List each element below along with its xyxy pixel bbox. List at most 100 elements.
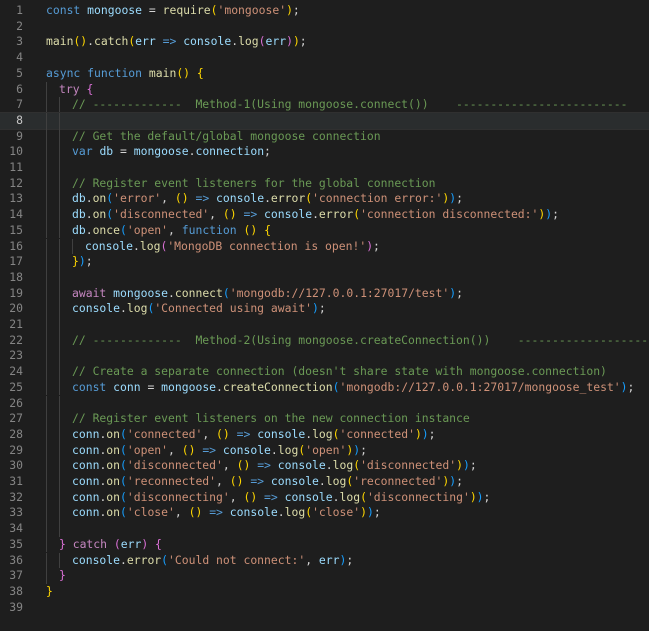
line-number: 35 [9,536,23,551]
code-text[interactable]: conn.on('disconnecting', () => console.l… [72,490,490,506]
code-token: const [72,379,107,394]
line-number: 31 [9,474,23,488]
code-text[interactable]: // Get the default/global mongoose conne… [72,129,381,145]
code-text[interactable]: await mongoose.connect('mongodb://127.0.… [72,286,463,302]
code-text[interactable]: // ------------- Method-1(Using mongoose… [72,97,627,113]
line-number: 5 [16,65,23,80]
code-text[interactable]: // Register event listeners for the glob… [72,176,435,192]
code-line[interactable]: 22 // ------------- Method-2(Using mongoo… [0,332,649,349]
code-line[interactable]: 24 // Create a separate connection (doesn… [0,364,649,380]
code-text[interactable]: // Register event listeners on the new c… [72,411,470,427]
code-text[interactable]: db.on('error', () => console.error('conn… [72,191,463,207]
code-line[interactable]: 25 const conn = mongoose.createConnection… [0,379,649,396]
code-text[interactable]: console.error('Could not connect:', err)… [72,553,353,569]
code-token: try [59,81,80,96]
code-token: () [243,222,258,237]
indent-guide [59,411,60,427]
code-token: () [174,191,189,206]
line-number: 39 [9,599,23,614]
line-number: 23 [9,348,23,363]
code-line[interactable]: 32 conn.on('disconnecting', () => console… [0,489,649,506]
code-line[interactable]: 5 async function main() { [0,66,649,82]
code-text[interactable]: } [46,584,53,600]
code-line[interactable]: 39 [0,600,649,616]
code-text[interactable]: db.on('disconnected', () => console.erro… [72,207,559,223]
code-line[interactable]: 27 // Register event listeners on the new… [0,411,649,427]
code-text[interactable]: conn.on('close', () => console.log('clos… [72,505,381,521]
indent-guide [46,442,47,459]
code-line[interactable]: 17}); [0,254,649,270]
code-text[interactable]: } catch (err) { [59,537,162,553]
code-token: ; [318,301,326,316]
code-line[interactable]: 9 // Get the default/global mongoose conn… [0,128,649,145]
code-token: => [257,458,271,473]
code-line[interactable]: 6 try { [0,81,649,98]
code-line[interactable]: 12 // Register event listeners for the gl… [0,175,649,192]
indent-guide [46,254,47,270]
code-line[interactable]: 26 [0,395,649,412]
code-line[interactable]: 20 console.log('Connected using await'); [0,301,649,317]
code-text[interactable]: var db = mongoose.connection; [72,144,271,160]
code-line[interactable]: 35 } catch (err) { [0,536,649,553]
code-text[interactable]: }); [72,254,93,270]
code-line[interactable]: 30 conn.on('disconnected', () => console.… [0,458,649,474]
code-line[interactable]: 2 [0,19,649,35]
code-line[interactable]: 16 console.log('MongoDB connection is ope… [0,238,649,255]
code-text[interactable]: const conn = mongoose.createConnection('… [72,380,634,396]
code-text[interactable]: console.log('MongoDB connection is open!… [85,239,380,255]
code-text[interactable]: async function main() { [46,66,204,82]
code-line[interactable]: 7 // ------------- Method-1(Using mongoos… [0,97,649,113]
code-line[interactable]: 37} [0,568,649,584]
code-line[interactable]: 29 conn.on('open', () => console.log('ope… [0,442,649,459]
code-token: 'disconnected' [360,458,457,473]
code-line[interactable]: 13 db.on('error', () => console.error('co… [0,191,649,208]
code-editor[interactable]: 1 const mongoose = require('mongoose'); 2 3… [0,0,649,631]
code-text[interactable]: conn.on('connected', () => console.log('… [72,427,436,443]
code-text[interactable]: } [59,568,66,584]
code-text[interactable]: // Create a separate connection (doesn't… [72,364,607,380]
code-line[interactable]: 34 [0,521,649,537]
code-text[interactable]: console.log('Connected using await'); [72,301,326,317]
code-token: . [270,442,278,457]
code-line[interactable]: 19 await mongoose.connect('mongodb://127.… [0,285,649,302]
code-token: => [264,489,278,504]
code-line[interactable]: 33 conn.on('close', () => console.log('cl… [0,505,649,522]
code-line[interactable]: 3 main().catch(err => console.log(err)); [0,34,649,50]
code-line[interactable]: 18 [0,269,649,286]
code-text[interactable]: try { [59,82,93,98]
code-line[interactable]: 10 var db = mongoose.connection; [0,144,649,160]
indent-guide [46,411,47,427]
code-line[interactable]: 38} [0,584,649,600]
code-text[interactable]: conn.on('reconnected', () => console.log… [72,474,463,490]
line-number: 26 [9,395,23,410]
code-token: on [92,191,107,206]
code-text[interactable]: conn.on('disconnected', () => console.lo… [72,458,477,474]
code-line[interactable]: 15 db.once('open', function () { [0,222,649,239]
code-line[interactable]: 28 conn.on('connected', () => console.log… [0,426,649,443]
code-token: () [229,474,244,488]
code-text[interactable]: conn.on('open', () => console.log('open'… [72,443,367,459]
code-line[interactable]: 8 [0,111,649,130]
code-line[interactable]: 1 const mongoose = require('mongoose'); [0,3,649,19]
code-line[interactable]: 21 [0,317,649,333]
code-line[interactable]: 36 console.error('Could not connect:', er… [0,552,649,569]
code-token: 'MongoDB connection is open!' [167,238,367,253]
code-line[interactable]: 11 [0,160,649,176]
code-line[interactable]: 4 [0,50,649,66]
code-token: ; [428,426,436,441]
code-line[interactable]: 31 conn.on('reconnected', () => console.l… [0,474,649,490]
code-token: => [243,207,258,222]
code-token: mongoose [161,379,217,394]
code-token: ; [360,442,367,457]
code-line[interactable]: 14 db.on('disconnected', () => console.er… [0,207,649,223]
code-text[interactable]: // ------------- Method-2(Using mongoose… [72,333,649,349]
code-text[interactable]: main().catch(err => console.log(err)); [46,34,307,50]
code-line[interactable]: 23 [0,348,649,365]
code-text[interactable]: db.once('open', function () { [72,223,271,239]
code-token: connection [195,144,265,159]
code-text[interactable]: const mongoose = require('mongoose'); [46,3,300,19]
code-token: ; [346,552,354,567]
indent-guide [59,379,60,396]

• [Required task]: Update the part of the material that opens with the line containing "line-number: 35 [9,536,23,551]" and closes with the line containing "line-number: 31 [9,474,23,488]", replacing "code-token" with "syntax-token" and leaving everything else unchanged. Give only those lines.

• [Response to the exercise]:
line-number: 35 [9,536,23,551]
code-text[interactable]: conn.on('disconnecting', () => console.l… [72,490,490,506]
syntax-token: const [72,379,107,394]
line-number: 31 [9,474,23,488]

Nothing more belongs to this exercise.